Set exercise: Look through the listing below and give the number of lines that hold "name". Say nothing more.

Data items
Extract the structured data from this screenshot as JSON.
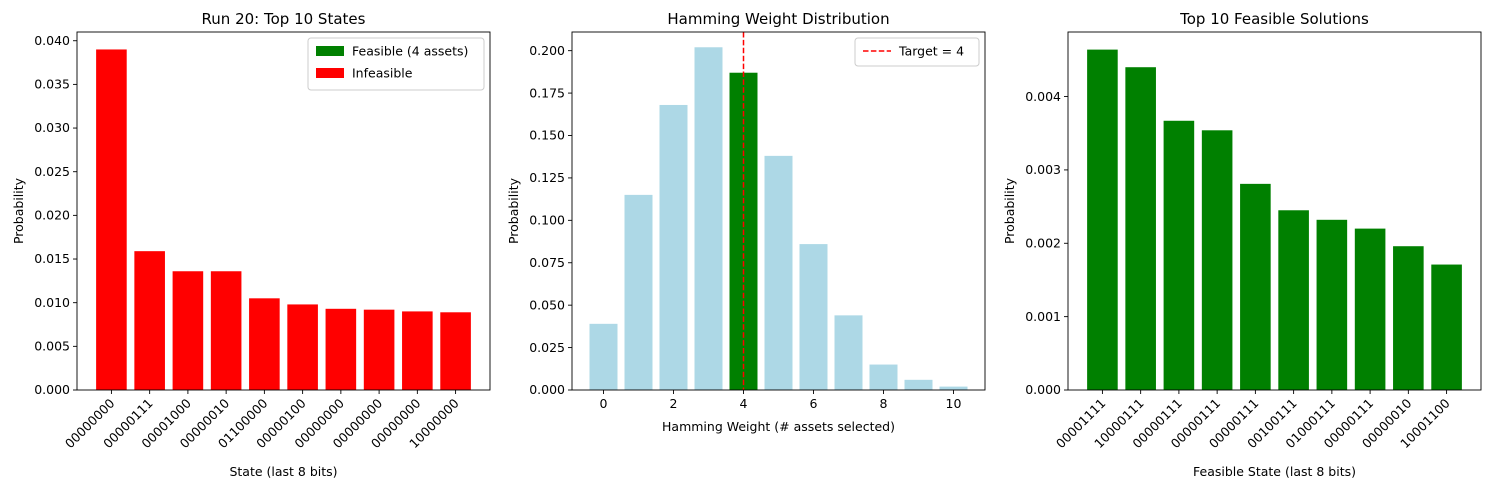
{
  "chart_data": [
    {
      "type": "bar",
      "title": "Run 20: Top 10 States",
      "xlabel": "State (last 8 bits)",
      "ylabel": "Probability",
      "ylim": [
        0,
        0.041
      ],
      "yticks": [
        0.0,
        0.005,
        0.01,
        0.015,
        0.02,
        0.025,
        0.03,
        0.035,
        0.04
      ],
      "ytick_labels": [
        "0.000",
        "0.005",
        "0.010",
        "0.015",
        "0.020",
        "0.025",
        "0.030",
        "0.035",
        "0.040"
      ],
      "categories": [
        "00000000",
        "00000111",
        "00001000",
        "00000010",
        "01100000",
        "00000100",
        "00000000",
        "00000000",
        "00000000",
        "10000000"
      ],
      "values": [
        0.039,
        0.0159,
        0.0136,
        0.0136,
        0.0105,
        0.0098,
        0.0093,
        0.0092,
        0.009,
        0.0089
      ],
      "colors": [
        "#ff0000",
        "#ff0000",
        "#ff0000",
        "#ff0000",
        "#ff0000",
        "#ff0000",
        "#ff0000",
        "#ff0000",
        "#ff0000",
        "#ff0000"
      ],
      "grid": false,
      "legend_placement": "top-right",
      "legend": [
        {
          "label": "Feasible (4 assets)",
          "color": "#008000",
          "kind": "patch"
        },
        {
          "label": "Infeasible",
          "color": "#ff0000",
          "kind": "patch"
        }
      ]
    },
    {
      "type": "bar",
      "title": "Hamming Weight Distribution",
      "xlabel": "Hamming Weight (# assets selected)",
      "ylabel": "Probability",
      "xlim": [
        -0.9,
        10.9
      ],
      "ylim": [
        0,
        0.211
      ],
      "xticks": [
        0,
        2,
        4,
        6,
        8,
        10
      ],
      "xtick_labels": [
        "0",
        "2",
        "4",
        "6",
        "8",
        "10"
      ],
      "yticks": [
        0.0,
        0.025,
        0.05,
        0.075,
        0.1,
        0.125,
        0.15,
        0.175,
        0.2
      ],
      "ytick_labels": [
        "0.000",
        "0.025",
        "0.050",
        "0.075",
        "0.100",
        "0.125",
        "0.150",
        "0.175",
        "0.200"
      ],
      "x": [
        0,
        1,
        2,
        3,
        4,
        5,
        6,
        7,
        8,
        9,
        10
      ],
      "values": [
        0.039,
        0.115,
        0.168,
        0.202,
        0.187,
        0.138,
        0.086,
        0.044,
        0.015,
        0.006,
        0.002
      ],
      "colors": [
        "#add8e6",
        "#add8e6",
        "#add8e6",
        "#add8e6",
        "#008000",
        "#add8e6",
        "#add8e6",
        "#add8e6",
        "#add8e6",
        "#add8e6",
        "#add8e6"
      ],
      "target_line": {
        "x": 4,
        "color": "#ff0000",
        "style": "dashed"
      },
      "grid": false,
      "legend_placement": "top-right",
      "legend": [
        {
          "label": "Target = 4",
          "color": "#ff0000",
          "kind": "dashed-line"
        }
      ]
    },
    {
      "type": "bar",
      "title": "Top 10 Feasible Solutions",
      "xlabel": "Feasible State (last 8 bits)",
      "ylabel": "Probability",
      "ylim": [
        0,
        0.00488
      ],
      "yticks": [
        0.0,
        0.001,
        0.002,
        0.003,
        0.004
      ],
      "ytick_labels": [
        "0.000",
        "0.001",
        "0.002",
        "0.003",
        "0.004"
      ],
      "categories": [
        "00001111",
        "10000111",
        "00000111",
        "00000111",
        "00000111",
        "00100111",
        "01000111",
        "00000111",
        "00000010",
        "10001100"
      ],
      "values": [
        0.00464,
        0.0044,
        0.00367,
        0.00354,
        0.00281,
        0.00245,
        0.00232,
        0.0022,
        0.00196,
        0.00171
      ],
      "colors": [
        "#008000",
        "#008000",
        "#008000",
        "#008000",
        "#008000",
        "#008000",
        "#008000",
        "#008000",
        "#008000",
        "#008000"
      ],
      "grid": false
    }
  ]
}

* * *

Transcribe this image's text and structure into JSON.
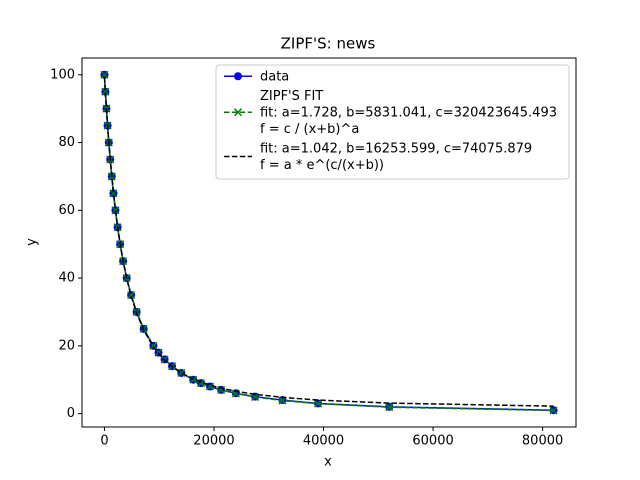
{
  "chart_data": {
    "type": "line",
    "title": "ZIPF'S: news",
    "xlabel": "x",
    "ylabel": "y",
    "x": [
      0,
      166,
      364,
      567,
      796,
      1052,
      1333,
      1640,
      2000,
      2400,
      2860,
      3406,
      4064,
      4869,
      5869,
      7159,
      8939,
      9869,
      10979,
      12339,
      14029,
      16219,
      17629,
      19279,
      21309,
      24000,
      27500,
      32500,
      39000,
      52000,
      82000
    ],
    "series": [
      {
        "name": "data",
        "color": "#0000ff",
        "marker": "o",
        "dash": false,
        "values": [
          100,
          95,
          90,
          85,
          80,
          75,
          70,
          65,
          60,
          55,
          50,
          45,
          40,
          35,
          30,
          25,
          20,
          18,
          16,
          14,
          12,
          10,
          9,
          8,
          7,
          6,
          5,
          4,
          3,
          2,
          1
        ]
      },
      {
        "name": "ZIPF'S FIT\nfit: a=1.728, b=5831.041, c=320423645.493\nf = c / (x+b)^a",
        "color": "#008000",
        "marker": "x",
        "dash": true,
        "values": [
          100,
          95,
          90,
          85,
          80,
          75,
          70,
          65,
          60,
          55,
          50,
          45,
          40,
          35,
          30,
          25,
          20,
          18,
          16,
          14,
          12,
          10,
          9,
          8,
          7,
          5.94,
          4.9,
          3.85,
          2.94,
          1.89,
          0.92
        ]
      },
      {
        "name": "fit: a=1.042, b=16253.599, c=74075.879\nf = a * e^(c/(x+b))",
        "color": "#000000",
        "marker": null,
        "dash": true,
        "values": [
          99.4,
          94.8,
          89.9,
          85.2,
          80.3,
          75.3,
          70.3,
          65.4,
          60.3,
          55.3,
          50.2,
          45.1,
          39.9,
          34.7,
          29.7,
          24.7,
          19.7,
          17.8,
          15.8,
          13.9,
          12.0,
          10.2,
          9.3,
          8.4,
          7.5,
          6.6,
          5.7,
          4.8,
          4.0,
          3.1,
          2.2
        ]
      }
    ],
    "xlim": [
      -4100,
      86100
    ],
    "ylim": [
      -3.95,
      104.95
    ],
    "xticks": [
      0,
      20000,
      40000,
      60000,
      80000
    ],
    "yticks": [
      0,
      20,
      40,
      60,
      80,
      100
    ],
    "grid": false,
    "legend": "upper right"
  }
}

Solution: 3